Data excerpts

---------------

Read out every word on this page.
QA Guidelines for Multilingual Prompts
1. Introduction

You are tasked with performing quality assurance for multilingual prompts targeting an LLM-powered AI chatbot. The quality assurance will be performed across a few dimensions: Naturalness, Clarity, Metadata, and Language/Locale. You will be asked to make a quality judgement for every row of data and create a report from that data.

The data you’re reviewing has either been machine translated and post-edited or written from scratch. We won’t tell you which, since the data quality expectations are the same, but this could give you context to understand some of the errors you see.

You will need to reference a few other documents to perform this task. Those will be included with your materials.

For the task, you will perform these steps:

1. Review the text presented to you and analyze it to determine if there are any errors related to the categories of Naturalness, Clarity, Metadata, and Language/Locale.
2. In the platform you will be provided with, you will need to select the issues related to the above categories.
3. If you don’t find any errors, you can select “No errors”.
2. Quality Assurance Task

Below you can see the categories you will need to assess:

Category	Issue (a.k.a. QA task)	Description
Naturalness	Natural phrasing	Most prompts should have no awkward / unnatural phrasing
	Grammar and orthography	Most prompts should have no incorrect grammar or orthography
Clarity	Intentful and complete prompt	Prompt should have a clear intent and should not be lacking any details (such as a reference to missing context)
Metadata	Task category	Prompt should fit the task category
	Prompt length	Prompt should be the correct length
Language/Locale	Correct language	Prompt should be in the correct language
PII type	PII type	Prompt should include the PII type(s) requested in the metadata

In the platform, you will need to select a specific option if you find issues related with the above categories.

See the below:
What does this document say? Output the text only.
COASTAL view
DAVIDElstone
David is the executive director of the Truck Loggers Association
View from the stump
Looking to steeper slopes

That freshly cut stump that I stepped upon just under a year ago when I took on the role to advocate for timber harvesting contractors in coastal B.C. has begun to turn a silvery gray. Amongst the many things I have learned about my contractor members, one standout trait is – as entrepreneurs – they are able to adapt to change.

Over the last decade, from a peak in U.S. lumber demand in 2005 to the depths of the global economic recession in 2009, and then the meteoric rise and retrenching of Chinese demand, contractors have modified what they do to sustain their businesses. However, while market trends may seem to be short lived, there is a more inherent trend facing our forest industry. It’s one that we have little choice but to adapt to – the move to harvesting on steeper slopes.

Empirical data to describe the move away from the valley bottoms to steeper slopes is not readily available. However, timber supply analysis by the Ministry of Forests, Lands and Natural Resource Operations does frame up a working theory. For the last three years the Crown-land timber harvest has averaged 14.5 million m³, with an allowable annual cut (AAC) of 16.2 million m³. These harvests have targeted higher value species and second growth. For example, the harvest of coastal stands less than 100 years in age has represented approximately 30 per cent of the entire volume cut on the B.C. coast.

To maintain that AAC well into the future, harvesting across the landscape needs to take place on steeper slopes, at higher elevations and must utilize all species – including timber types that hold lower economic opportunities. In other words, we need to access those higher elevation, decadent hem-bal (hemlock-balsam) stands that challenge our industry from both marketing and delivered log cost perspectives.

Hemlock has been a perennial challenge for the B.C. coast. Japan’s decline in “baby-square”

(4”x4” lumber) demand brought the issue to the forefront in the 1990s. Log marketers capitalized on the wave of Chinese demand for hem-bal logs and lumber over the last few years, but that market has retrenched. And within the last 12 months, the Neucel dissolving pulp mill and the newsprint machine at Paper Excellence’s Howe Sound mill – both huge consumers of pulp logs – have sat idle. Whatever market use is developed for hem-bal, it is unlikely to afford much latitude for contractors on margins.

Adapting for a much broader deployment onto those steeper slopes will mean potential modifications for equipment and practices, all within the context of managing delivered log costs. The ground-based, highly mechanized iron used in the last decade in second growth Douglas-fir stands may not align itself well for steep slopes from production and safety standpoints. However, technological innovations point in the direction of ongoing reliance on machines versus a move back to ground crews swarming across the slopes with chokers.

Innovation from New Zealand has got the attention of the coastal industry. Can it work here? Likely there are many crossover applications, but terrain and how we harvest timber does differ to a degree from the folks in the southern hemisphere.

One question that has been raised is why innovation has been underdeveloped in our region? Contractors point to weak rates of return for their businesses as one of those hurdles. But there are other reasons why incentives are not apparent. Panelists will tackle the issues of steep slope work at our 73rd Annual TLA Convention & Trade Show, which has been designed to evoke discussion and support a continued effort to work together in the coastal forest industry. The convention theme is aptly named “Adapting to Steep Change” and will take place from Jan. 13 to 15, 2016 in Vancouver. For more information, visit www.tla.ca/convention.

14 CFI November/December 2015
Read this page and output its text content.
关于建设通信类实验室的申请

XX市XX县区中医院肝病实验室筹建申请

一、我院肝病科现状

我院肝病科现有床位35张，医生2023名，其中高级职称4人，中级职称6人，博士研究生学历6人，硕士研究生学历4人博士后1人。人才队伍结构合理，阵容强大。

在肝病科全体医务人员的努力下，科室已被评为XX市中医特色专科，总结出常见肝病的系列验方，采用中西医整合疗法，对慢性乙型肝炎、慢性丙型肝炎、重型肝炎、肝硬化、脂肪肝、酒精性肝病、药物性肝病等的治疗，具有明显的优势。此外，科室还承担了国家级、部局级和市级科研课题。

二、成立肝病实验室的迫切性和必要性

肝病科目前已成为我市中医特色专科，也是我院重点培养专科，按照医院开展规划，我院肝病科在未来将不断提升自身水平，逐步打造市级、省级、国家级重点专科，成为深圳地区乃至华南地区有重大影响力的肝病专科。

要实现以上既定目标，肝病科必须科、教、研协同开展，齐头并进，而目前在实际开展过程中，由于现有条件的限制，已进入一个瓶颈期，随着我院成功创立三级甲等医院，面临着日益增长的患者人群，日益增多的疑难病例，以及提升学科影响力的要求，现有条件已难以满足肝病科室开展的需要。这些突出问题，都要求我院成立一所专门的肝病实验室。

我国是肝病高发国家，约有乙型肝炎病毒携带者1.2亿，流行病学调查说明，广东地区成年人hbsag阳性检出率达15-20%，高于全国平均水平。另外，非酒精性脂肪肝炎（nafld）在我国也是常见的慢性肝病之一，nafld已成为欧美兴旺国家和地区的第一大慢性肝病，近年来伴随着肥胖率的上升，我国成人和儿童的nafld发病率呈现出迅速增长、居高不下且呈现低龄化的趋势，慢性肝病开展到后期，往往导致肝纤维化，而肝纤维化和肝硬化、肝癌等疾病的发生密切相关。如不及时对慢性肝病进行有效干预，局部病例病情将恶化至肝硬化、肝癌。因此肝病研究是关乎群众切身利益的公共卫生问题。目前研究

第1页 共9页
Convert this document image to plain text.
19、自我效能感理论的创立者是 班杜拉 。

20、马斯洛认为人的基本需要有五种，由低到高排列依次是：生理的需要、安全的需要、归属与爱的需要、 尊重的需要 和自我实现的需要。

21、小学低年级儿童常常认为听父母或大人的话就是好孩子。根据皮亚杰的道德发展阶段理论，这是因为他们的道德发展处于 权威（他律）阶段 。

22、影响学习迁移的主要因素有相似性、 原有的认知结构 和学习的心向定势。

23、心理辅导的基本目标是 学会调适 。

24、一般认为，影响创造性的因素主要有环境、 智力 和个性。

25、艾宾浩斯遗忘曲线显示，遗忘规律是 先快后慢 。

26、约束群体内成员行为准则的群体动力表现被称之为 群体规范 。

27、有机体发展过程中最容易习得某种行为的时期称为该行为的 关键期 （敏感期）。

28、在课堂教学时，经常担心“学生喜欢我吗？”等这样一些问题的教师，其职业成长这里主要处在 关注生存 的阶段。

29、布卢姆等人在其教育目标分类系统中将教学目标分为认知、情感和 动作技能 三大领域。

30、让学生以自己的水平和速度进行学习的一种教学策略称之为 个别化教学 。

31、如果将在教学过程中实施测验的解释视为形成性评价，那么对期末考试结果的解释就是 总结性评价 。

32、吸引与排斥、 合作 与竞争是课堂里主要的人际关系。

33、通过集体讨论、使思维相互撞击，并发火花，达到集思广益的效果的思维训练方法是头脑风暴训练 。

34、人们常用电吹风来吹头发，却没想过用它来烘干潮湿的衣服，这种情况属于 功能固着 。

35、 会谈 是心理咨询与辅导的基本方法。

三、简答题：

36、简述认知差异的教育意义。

---------------

■ **DIRECTION**
Check each line of the records for the word "every" and extract those that contain it.

■ **EXERCISE SOLUTION**
Read out every word on this page.
You are tasked with performing quality assurance for multilingual prompts targeting an LLM-powered AI chatbot. The quality assurance will be performed across a few dimensions: Naturalness, Clarity, Metadata, and Language/Locale. You will be asked to make a quality judgement for every row of data and create a report from that data.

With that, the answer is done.